** START **

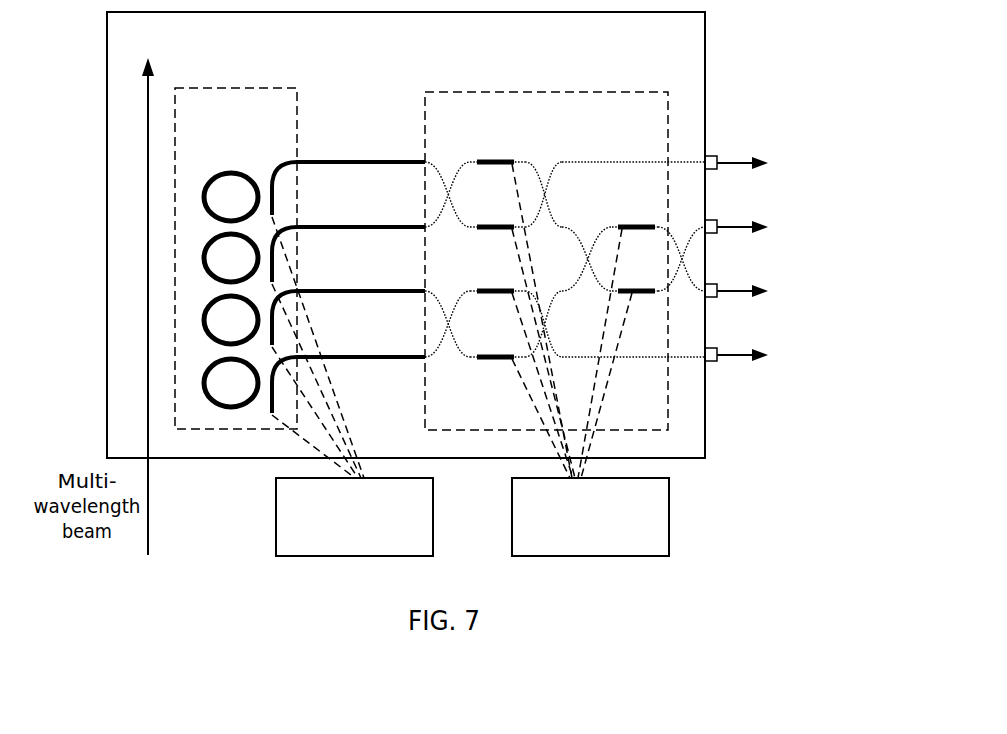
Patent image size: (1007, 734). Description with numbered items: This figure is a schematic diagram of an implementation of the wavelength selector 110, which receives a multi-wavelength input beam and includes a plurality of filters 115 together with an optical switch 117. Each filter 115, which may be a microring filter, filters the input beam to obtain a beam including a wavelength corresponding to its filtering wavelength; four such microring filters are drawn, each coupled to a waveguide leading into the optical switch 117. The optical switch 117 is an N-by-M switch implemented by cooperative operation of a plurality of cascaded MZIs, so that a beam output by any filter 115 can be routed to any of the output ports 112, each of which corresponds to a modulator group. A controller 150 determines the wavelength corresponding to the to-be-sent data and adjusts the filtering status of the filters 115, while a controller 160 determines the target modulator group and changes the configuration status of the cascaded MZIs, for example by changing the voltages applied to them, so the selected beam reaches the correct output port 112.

The wavelength selector 110 is at (406, 235).
The output port 112 is at (784, 258).
The filter 115 is at (300, 283).
The optical switch 117 is at (565, 285).
The controller 150 is at (354, 517).
The controller 160 is at (590, 517).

** END **

Render all of the material above as a JSON list of strings, with one string per line. Leave out blank lines and the pictures.

RESPONSE TO THIS EXERCISE —
[
  "Patent image size: (1007, 734). Description with numbered items: This figure is a schematic diagram of an implementation of the wavelength selector 110, which receives a multi-wavelength input beam and includes a plurality of filters 115 together with an optical switch 117. Each filter 115, which may be a microring filter, filters the input beam to obtain a beam including a wavelength corresponding to its filtering wavelength; four such microring filters are drawn, each coupled to a waveguide leading into the optical switch 117. The optical switch 117 is an N-by-M switch implemented by cooperative operation of a plurality of cascaded MZIs, so that a beam output by any filter 115 can be routed to any of the output ports 112, each of which corresponds to a modulator group. A controller 150 determines the wavelength corresponding to the to-be-sent data and adjusts the filtering status of the filters 115, while a controller 160 determines the target modulator group and changes the configuration status of the cascaded MZIs, for example by changing the voltages applied to them, so the selected beam reaches the correct output port 112.",
  "The wavelength selector 110 is at (406, 235).",
  "The output port 112 is at (784, 258).",
  "The filter 115 is at (300, 283).",
  "The optical switch 117 is at (565, 285).",
  "The controller 150 is at (354, 517).",
  "The controller 160 is at (590, 517)."
]